**Extracted material**
★ ★ ★ ★ ★

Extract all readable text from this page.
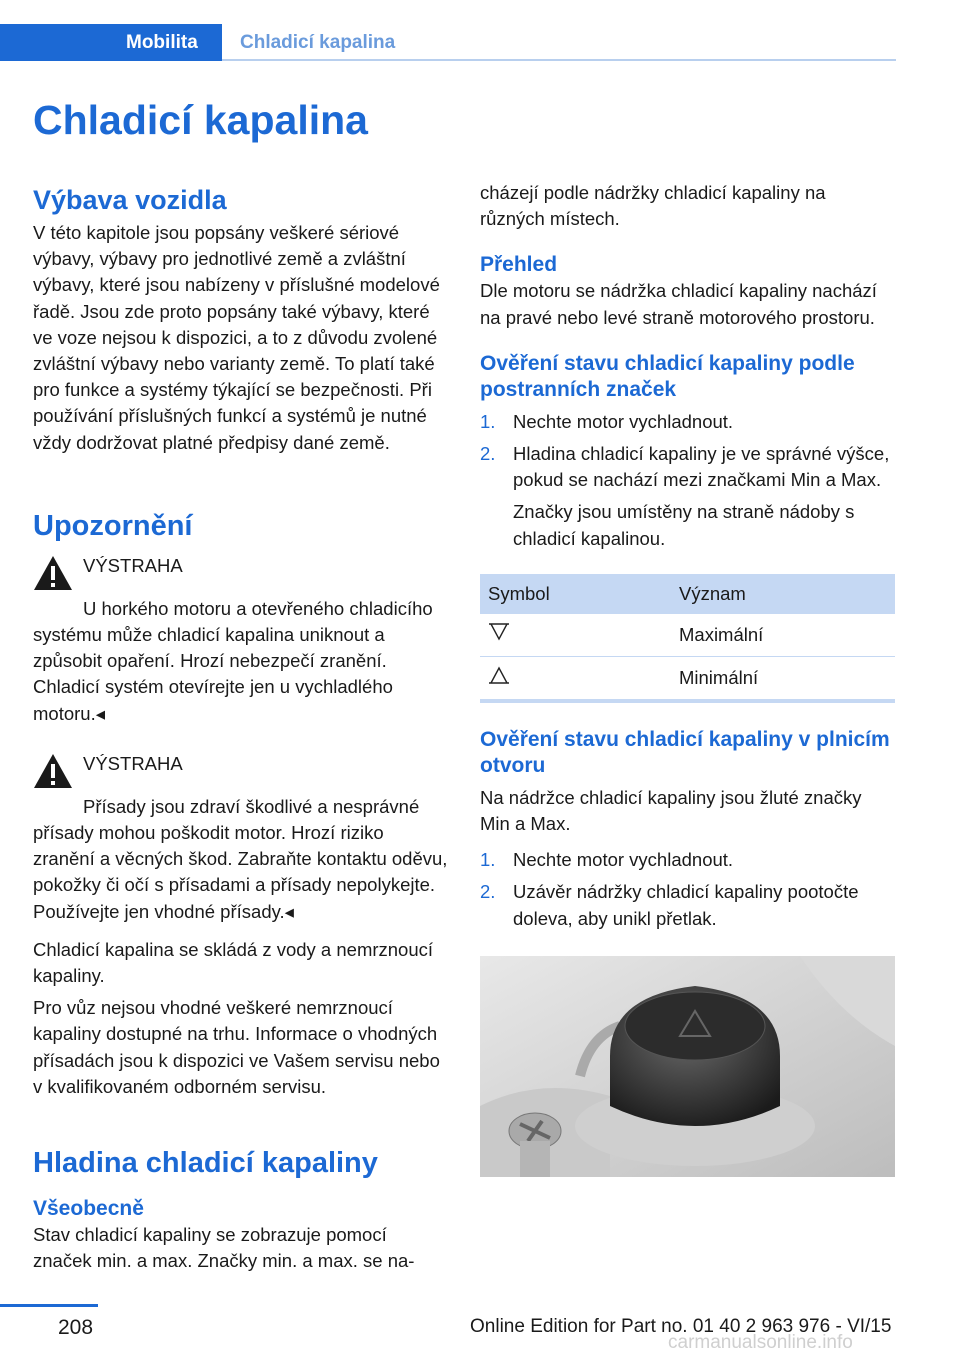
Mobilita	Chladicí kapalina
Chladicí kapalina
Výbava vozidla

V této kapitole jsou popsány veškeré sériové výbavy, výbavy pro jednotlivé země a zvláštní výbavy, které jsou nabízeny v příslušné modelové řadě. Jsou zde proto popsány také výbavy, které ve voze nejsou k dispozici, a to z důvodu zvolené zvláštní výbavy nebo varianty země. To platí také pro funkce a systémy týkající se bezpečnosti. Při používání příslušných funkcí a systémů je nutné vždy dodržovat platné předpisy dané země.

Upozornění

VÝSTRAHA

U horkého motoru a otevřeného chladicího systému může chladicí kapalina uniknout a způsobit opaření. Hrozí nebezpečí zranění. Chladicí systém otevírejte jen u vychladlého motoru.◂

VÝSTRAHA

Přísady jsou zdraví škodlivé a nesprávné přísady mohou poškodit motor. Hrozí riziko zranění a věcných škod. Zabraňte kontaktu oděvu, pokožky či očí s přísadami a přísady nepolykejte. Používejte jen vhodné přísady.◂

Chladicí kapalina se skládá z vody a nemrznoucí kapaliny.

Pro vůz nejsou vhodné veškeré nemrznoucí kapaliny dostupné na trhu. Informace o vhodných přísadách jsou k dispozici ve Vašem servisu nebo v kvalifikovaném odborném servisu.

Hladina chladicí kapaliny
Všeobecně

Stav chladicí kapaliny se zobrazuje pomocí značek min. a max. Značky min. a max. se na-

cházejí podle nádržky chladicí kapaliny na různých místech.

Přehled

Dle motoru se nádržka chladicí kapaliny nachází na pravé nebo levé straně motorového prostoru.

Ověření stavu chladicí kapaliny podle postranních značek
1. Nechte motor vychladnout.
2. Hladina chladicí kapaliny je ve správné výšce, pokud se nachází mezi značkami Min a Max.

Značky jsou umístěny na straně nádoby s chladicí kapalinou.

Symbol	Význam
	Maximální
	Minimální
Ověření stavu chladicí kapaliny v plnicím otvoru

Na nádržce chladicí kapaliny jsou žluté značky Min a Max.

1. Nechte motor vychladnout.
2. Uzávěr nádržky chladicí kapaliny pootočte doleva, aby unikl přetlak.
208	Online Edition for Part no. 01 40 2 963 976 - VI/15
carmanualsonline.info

★ ★ ★ ★ ★

**What to work on**
Restate each of the entries above word for word and skip every image.

**Solution to this task**
Extract all readable text from this page.
Mobilita	Chladicí kapalina
Chladicí kapalina
Výbava vozidla

V této kapitole jsou popsány veškeré sériové výbavy, výbavy pro jednotlivé země a zvláštní výbavy, které jsou nabízeny v příslušné modelové řadě. Jsou zde proto popsány také výbavy, které ve voze nejsou k dispozici, a to z důvodu zvolené zvláštní výbavy nebo varianty země. To platí také pro funkce a systémy týkající se bezpečnosti. Při používání příslušných funkcí a systémů je nutné vždy dodržovat platné předpisy dané země.

Upozornění

VÝSTRAHA

U horkého motoru a otevřeného chladicího systému může chladicí kapalina uniknout a způsobit opaření. Hrozí nebezpečí zranění. Chladicí systém otevírejte jen u vychladlého motoru.◂

VÝSTRAHA

Přísady jsou zdraví škodlivé a nesprávné přísady mohou poškodit motor. Hrozí riziko zranění a věcných škod. Zabraňte kontaktu oděvu, pokožky či očí s přísadami a přísady nepolykejte. Používejte jen vhodné přísady.◂

Chladicí kapalina se skládá z vody a nemrznoucí kapaliny.

Pro vůz nejsou vhodné veškeré nemrznoucí kapaliny dostupné na trhu. Informace o vhodných přísadách jsou k dispozici ve Vašem servisu nebo v kvalifikovaném odborném servisu.

Hladina chladicí kapaliny
Všeobecně

Stav chladicí kapaliny se zobrazuje pomocí značek min. a max. Značky min. a max. se na-

cházejí podle nádržky chladicí kapaliny na různých místech.

Přehled

Dle motoru se nádržka chladicí kapaliny nachází na pravé nebo levé straně motorového prostoru.

Ověření stavu chladicí kapaliny podle postranních značek
1. Nechte motor vychladnout.
2. Hladina chladicí kapaliny je ve správné výšce, pokud se nachází mezi značkami Min a Max.

Značky jsou umístěny na straně nádoby s chladicí kapalinou.

Symbol	Význam
	Maximální
	Minimální
Ověření stavu chladicí kapaliny v plnicím otvoru

Na nádržce chladicí kapaliny jsou žluté značky Min a Max.

1. Nechte motor vychladnout.
2. Uzávěr nádržky chladicí kapaliny pootočte doleva, aby unikl přetlak.
208	Online Edition for Part no. 01 40 2 963 976 - VI/15
carmanualsonline.info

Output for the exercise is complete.